# food Stamps - great Idea



## SARGE7402 (Nov 18, 2012)

Ever wonder what you'd get if you applied for food stamps.

http://www.dss.virginia.gov/files/d...come_limits/snap_tanf_income_limits_10_15.pdf

For a family of for that comes out to almost $30,000 per year for food.

Great deal


----------



## jimb1972 (Nov 12, 2012)

SARGE7402 said:


> Ever wonder what you'd get if you applied for food stamps.
> 
> http://www.dss.virginia.gov/files/d...come_limits/snap_tanf_income_limits_10_15.pdf
> 
> ...


Those are the income limits, not how much money they get.


----------



## SARGE7402 (Nov 18, 2012)

Ooopppppsssss


----------



## SARGE7402 (Nov 18, 2012)

Sorry but a family of four gets $632 per month for food here in virginia SNAP - Virginia Department of Social Services or almost $7500 per year


----------



## jimb1972 (Nov 12, 2012)

I am curious how much they get, judging by the stuff in their carts they have more to spend on food than I do.


----------



## James m (Mar 11, 2014)

I was against minimum wage increases until I read a news story about a working family. They were a family with kids and one working adult. The story even went through their monthly bills. They were receiving about $800 in food stamps monthly. If the companies can afford it why not pay them a little more? Sure beats taking from everyone else working.


----------



## dwight55 (Nov 9, 2012)

James m said:


> I was against minimum wage increases until I read a news story about a working family. They were a family with kids and one working adult. The story even went through their monthly bills. They were receiving about $800 in food stamps monthly. If the companies can afford it why not pay them a little more? Sure beats taking from everyone else working.
--------------------
STATED TASK | Render this sentence from the food stamps thread in Spanish: "Those are the income limits, not how much money they get." The entries are separate material, apart from the food stamps thread.
--------------------
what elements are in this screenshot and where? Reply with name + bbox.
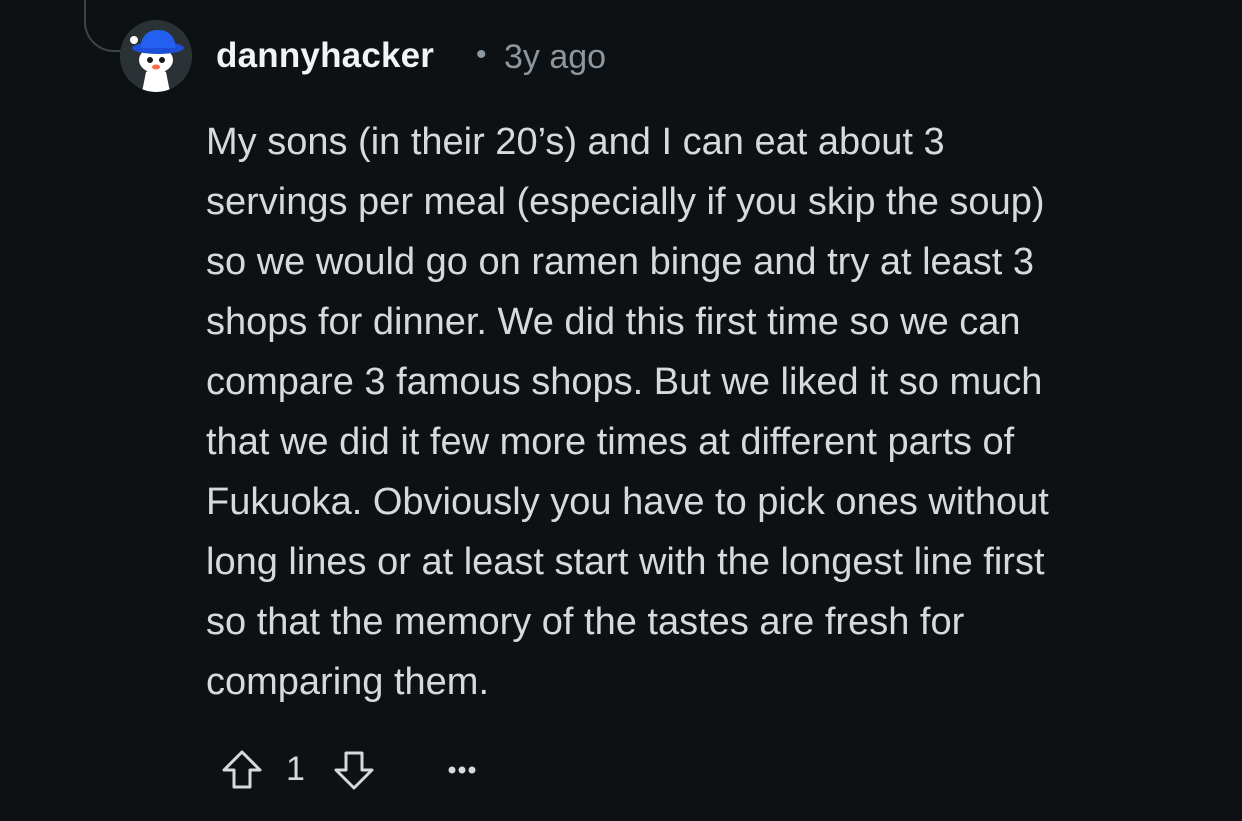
- comment-body: My sons (in their 20’s) and I can eat ab…: [206, 112, 1206, 712]
- comment-timestamp[interactable]: 3y ago: [504, 38, 606, 77]
- upvote-arrow-icon: [222, 750, 262, 789]
- comment-line: Fukuoka. Obviously you have to pick ones…: [206, 481, 1049, 523]
- comment-line: so we would go on ramen binge and try at…: [206, 241, 1035, 283]
- downvote-arrow-icon: [334, 751, 374, 790]
- downvote-button[interactable]: [328, 744, 380, 796]
- meta-separator: •: [476, 38, 487, 71]
- comment-line: servings per meal (especially if you ski…: [206, 181, 1045, 223]
- comment-line: so that the memory of the tastes are fre…: [206, 601, 965, 643]
- comment-line: compare 3 famous shops. But we liked it …: [206, 361, 1043, 403]
- thread-connector-line: [84, 0, 122, 52]
- comment-line: that we did it few more times at differe…: [206, 421, 1015, 463]
- user-avatar[interactable]: [120, 20, 192, 92]
- comment-line: My sons (in their 20’s) and I can eat ab…: [206, 121, 945, 163]
- upvote-button[interactable]: [216, 744, 268, 796]
- more-options-icon: [448, 766, 476, 774]
- snoo-avatar-icon: [120, 20, 192, 92]
- comment-line: shops for dinner. We did this first time…: [206, 301, 1021, 343]
- vote-count: 1: [286, 750, 305, 788]
- comment-line: long lines or at least start with the lo…: [206, 541, 1045, 583]
- comment-author[interactable]: dannyhacker: [216, 36, 434, 76]
- comment-line: comparing them.: [206, 661, 490, 703]
- more-options-button[interactable]: [436, 744, 488, 796]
--------------------
WRITTEN ANSWER | Esos son los límites de ingresos, no la cantidad de dinero que reciben.